[Figure collection entries]
-- begin --

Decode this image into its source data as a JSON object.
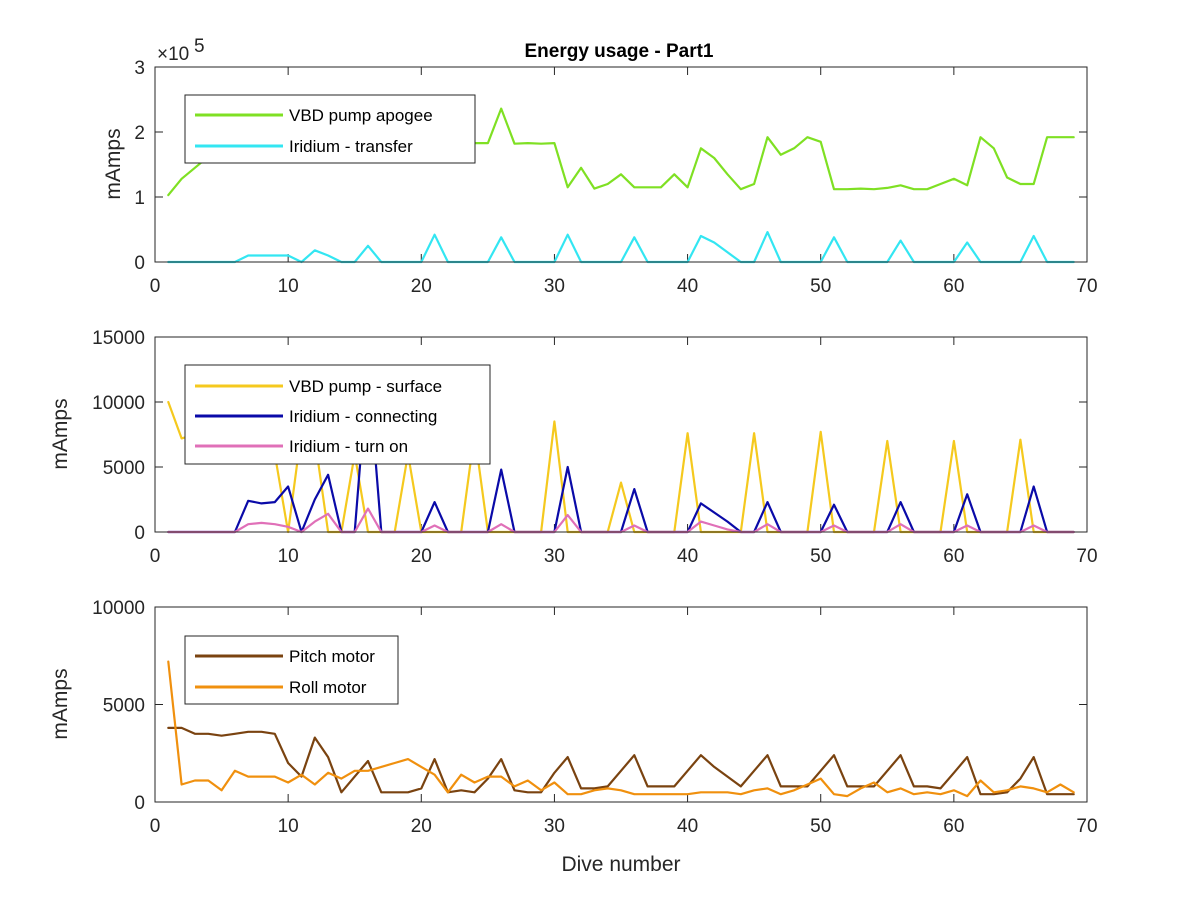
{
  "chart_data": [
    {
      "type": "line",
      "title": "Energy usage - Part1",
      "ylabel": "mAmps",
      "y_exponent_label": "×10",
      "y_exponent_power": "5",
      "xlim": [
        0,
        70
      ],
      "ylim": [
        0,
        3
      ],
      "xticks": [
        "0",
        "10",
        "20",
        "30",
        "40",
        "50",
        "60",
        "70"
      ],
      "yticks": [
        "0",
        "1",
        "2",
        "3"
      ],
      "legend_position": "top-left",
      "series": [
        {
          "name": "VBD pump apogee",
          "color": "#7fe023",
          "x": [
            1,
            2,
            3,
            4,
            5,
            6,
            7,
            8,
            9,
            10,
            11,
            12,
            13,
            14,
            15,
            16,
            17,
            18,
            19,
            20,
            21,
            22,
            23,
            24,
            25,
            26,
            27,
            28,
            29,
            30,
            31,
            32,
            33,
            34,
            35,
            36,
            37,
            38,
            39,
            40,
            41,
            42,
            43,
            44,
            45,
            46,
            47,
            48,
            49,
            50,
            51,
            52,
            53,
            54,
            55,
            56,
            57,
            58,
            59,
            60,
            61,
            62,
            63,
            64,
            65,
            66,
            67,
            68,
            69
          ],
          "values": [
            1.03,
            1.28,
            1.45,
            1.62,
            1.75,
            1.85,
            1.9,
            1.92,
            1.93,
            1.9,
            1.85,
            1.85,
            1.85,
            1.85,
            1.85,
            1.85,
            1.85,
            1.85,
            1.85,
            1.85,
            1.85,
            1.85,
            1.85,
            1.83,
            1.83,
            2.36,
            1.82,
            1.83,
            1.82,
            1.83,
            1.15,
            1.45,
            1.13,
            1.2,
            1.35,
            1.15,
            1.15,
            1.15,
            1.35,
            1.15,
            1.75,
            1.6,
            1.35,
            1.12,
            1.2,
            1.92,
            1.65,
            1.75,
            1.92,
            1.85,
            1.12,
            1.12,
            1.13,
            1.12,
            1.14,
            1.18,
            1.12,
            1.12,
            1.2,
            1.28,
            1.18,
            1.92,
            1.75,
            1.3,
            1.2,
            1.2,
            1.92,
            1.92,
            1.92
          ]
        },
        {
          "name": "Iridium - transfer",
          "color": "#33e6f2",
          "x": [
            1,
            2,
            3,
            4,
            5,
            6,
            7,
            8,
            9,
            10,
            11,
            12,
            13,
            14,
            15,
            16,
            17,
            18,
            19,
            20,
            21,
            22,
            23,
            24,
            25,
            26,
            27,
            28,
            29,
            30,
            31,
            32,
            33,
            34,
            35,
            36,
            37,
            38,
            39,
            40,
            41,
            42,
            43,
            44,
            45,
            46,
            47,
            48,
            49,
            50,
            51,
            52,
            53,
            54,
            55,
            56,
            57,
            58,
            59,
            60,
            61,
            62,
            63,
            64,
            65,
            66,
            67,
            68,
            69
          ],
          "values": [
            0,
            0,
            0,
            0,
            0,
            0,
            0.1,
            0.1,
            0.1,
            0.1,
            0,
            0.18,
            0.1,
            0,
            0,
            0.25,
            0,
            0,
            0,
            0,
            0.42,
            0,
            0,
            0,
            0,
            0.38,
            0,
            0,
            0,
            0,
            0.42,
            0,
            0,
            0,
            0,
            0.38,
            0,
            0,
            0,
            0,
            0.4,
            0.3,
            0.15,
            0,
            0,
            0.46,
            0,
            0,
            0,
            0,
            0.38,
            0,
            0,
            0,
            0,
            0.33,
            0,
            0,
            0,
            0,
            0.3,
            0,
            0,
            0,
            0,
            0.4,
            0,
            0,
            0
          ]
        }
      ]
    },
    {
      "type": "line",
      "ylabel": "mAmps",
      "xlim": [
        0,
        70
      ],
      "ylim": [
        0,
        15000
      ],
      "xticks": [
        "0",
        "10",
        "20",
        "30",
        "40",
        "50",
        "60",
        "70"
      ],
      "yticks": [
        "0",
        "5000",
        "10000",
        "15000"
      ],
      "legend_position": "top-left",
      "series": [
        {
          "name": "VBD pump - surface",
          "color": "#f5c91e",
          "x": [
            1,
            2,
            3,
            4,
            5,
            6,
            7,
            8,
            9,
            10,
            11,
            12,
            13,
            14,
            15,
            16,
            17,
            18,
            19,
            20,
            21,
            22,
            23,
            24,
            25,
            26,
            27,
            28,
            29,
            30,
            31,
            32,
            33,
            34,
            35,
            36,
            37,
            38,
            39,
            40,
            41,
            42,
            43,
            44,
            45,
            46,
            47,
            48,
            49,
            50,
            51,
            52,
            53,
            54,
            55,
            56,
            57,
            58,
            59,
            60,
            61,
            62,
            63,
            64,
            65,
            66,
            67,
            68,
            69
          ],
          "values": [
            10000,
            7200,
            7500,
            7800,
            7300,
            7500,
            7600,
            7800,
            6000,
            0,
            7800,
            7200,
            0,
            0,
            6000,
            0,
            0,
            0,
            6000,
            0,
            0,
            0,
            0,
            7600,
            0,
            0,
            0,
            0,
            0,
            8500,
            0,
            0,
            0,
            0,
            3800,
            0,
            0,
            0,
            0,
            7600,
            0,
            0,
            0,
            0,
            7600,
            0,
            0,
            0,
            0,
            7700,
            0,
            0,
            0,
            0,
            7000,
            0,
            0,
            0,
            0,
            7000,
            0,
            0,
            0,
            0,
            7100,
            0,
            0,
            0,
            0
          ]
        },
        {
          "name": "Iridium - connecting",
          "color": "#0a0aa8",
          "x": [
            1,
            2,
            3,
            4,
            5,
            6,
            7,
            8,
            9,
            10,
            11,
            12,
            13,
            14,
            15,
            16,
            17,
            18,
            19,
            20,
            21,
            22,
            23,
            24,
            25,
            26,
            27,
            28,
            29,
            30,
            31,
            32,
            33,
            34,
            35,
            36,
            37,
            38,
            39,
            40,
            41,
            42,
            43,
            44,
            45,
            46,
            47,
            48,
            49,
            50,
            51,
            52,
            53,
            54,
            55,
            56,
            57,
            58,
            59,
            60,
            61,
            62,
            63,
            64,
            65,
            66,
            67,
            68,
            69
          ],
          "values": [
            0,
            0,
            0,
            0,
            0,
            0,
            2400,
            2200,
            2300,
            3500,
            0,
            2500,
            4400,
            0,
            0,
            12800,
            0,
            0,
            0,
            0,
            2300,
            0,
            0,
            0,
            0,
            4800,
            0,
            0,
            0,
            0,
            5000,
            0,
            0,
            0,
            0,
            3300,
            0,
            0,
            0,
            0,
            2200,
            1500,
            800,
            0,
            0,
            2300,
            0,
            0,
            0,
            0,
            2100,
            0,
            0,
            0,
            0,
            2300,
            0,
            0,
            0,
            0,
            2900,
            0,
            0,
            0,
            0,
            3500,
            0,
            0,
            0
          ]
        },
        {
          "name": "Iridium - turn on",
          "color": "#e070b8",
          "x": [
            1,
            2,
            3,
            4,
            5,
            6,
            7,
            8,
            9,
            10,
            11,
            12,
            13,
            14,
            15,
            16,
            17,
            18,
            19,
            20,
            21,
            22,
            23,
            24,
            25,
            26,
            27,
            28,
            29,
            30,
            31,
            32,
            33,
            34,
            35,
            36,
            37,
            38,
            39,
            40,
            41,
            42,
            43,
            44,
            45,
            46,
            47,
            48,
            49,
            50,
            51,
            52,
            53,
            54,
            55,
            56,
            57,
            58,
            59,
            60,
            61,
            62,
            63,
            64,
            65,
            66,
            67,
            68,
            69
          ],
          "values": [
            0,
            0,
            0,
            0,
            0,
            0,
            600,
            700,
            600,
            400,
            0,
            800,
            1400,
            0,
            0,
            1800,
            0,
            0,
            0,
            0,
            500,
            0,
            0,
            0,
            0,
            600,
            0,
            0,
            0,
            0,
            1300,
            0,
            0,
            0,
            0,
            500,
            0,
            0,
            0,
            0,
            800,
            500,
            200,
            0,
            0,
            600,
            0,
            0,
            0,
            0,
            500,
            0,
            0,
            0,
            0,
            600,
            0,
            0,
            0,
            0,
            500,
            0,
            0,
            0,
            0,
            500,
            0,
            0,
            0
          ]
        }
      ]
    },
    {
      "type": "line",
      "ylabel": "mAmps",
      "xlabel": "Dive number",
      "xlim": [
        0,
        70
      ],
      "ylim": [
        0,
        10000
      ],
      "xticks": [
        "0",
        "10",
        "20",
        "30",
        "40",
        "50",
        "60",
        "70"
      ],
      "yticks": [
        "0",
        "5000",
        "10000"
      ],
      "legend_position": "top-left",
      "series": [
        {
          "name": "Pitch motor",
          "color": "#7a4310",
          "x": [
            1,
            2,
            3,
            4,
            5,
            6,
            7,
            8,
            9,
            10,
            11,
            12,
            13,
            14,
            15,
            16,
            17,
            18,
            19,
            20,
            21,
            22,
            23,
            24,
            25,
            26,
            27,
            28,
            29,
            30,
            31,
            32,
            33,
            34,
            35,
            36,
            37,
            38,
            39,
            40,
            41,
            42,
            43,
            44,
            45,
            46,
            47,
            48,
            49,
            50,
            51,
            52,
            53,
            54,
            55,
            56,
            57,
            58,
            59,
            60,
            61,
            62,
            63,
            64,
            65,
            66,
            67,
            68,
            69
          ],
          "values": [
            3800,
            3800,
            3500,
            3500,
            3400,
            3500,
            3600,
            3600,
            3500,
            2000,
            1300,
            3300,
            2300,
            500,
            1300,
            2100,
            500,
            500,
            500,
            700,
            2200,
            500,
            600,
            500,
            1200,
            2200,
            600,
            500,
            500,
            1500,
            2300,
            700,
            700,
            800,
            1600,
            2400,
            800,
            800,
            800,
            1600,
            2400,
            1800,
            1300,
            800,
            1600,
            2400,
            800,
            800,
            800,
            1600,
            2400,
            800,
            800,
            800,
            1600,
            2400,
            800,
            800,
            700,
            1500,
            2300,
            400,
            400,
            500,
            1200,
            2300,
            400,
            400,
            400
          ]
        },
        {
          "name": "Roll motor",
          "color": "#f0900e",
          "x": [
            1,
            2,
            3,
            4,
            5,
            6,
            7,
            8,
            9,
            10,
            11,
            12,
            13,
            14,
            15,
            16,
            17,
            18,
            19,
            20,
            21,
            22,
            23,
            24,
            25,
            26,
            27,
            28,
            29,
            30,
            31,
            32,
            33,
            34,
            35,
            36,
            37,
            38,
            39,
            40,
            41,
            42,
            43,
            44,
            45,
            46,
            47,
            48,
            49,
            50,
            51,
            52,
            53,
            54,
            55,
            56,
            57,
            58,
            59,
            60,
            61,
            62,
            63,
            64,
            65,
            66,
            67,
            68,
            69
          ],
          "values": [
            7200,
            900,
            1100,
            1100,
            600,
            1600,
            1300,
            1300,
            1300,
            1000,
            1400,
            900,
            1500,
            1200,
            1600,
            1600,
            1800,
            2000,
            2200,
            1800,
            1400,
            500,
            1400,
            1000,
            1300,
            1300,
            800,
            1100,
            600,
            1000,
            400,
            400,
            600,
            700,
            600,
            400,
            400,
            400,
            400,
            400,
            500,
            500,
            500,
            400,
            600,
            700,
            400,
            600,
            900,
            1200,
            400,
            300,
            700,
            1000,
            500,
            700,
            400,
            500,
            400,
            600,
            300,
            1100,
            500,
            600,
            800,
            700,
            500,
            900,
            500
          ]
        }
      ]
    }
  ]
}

-- end --

CHALLENGE
Review the material and copy each line in which the word "color" appears.

EXERCISE RESULT
          "color": "#7fe023",
          "color": "#33e6f2",
          "color": "#f5c91e",
          "color": "#0a0aa8",
          "color": "#e070b8",
          "color": "#7a4310",
          "color": "#f0900e",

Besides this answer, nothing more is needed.